start

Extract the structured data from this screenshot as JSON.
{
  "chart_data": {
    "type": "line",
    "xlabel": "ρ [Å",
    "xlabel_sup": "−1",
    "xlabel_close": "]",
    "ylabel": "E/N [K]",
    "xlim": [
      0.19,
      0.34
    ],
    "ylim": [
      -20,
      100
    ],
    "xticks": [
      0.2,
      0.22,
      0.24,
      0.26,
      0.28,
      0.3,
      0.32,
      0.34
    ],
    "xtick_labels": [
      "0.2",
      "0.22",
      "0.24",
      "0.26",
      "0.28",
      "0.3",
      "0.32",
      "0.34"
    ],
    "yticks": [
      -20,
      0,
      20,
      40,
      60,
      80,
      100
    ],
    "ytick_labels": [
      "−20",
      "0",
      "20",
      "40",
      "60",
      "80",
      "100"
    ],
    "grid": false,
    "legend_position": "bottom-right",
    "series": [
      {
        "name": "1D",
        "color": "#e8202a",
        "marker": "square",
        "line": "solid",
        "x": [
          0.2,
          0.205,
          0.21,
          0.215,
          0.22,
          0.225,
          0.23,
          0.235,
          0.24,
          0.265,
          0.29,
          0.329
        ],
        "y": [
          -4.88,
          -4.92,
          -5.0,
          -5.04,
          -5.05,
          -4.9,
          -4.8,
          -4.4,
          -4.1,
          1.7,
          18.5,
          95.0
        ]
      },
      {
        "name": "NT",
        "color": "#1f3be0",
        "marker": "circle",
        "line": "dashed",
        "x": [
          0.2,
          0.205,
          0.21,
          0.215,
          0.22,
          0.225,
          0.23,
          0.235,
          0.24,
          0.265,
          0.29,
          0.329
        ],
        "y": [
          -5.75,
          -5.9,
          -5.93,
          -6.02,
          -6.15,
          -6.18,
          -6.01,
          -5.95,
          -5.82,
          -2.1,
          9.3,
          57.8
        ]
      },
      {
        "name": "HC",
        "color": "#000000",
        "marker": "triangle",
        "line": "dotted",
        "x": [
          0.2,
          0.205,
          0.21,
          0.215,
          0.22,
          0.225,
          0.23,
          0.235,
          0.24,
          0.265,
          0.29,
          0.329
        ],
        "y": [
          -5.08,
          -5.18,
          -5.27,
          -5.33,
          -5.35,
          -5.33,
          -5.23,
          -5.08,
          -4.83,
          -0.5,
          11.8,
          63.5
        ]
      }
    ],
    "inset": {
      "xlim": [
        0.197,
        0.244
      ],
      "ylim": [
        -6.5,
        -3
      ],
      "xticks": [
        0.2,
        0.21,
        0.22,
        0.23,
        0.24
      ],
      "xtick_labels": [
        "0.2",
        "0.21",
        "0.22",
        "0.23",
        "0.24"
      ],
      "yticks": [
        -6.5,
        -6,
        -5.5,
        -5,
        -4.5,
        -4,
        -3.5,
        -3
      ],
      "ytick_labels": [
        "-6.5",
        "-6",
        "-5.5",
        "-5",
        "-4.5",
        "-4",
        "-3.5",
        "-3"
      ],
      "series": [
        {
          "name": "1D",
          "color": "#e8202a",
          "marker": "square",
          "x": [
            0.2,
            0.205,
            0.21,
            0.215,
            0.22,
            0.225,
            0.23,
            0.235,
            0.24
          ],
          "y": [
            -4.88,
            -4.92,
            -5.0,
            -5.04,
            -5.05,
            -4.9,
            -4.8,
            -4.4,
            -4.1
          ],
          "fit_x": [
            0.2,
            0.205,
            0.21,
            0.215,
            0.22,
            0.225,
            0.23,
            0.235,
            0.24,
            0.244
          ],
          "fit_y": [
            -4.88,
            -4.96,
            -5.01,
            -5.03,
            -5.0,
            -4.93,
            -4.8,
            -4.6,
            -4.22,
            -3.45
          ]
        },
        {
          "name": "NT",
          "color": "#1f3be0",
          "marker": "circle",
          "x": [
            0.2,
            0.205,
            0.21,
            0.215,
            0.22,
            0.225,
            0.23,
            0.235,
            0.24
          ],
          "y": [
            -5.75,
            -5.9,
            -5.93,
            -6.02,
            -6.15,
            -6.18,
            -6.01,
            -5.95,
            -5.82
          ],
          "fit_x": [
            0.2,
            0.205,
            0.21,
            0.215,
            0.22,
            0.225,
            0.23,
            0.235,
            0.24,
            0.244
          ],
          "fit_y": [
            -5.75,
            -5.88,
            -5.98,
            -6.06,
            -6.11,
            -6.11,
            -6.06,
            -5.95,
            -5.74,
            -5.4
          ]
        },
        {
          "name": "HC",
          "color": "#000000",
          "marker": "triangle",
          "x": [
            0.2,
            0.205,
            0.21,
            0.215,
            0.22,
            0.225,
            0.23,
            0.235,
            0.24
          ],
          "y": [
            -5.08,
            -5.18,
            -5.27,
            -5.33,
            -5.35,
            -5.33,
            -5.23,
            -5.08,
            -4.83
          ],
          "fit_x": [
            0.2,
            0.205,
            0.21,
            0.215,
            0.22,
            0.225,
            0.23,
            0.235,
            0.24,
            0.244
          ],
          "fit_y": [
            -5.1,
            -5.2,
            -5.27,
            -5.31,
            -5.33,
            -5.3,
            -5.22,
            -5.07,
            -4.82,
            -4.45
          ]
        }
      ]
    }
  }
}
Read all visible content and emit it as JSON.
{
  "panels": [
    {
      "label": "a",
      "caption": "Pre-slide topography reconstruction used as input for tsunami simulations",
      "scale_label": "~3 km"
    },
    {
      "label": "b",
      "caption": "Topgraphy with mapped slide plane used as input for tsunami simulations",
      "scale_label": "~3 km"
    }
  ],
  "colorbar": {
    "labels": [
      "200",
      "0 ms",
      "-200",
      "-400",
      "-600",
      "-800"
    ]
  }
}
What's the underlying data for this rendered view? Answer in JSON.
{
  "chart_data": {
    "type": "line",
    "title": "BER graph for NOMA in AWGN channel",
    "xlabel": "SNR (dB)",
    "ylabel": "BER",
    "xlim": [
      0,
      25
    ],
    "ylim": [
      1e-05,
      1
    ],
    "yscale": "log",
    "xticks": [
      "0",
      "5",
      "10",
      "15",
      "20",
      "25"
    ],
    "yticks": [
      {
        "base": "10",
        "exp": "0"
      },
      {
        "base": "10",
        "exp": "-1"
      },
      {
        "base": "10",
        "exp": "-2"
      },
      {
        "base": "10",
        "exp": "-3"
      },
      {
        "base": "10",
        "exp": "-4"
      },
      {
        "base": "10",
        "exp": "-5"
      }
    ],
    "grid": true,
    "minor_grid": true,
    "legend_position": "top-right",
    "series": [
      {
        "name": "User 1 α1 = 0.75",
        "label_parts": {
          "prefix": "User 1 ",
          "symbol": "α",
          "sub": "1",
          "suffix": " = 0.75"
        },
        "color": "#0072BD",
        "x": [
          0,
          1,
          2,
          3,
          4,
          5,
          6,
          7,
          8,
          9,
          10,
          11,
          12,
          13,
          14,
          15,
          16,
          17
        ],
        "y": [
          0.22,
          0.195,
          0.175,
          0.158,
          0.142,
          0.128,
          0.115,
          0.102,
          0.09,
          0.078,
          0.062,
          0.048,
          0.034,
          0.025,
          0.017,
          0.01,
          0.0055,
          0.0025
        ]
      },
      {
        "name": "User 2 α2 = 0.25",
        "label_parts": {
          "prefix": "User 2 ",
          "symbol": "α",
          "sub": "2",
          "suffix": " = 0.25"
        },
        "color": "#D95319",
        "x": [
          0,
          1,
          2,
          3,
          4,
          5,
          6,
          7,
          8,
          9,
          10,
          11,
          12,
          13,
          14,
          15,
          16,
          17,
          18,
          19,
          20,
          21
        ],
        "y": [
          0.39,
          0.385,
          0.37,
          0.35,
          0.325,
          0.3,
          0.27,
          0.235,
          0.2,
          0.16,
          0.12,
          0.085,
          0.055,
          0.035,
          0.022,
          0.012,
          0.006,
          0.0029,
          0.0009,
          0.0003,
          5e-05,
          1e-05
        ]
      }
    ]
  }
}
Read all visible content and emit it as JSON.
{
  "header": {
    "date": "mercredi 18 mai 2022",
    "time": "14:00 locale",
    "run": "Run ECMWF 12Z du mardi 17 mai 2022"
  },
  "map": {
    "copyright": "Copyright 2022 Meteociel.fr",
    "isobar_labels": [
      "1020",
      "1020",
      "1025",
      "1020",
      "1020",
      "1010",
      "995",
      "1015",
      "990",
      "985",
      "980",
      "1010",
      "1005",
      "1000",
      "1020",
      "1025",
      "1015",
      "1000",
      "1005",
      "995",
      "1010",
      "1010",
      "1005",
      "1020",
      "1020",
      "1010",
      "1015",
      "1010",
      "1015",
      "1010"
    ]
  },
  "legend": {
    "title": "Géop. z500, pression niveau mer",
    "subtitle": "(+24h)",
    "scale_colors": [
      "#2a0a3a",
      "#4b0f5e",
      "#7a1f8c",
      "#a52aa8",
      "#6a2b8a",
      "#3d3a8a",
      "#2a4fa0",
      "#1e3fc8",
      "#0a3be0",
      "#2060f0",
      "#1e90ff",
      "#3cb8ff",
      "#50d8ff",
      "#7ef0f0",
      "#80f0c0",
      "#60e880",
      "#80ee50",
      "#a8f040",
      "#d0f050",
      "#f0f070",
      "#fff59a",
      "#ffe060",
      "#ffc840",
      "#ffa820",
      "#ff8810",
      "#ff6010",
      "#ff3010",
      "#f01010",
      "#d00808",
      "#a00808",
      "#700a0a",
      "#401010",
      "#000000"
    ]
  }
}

end

### Goal of the exercise
Identify each line of the material where the word "User" shows up, and copy it.

### Output of the exercise
        "name": "User 1 α1 = 0.75",
          "prefix": "User 1 ",
        "name": "User 2 α2 = 0.25",
          "prefix": "User 2 ",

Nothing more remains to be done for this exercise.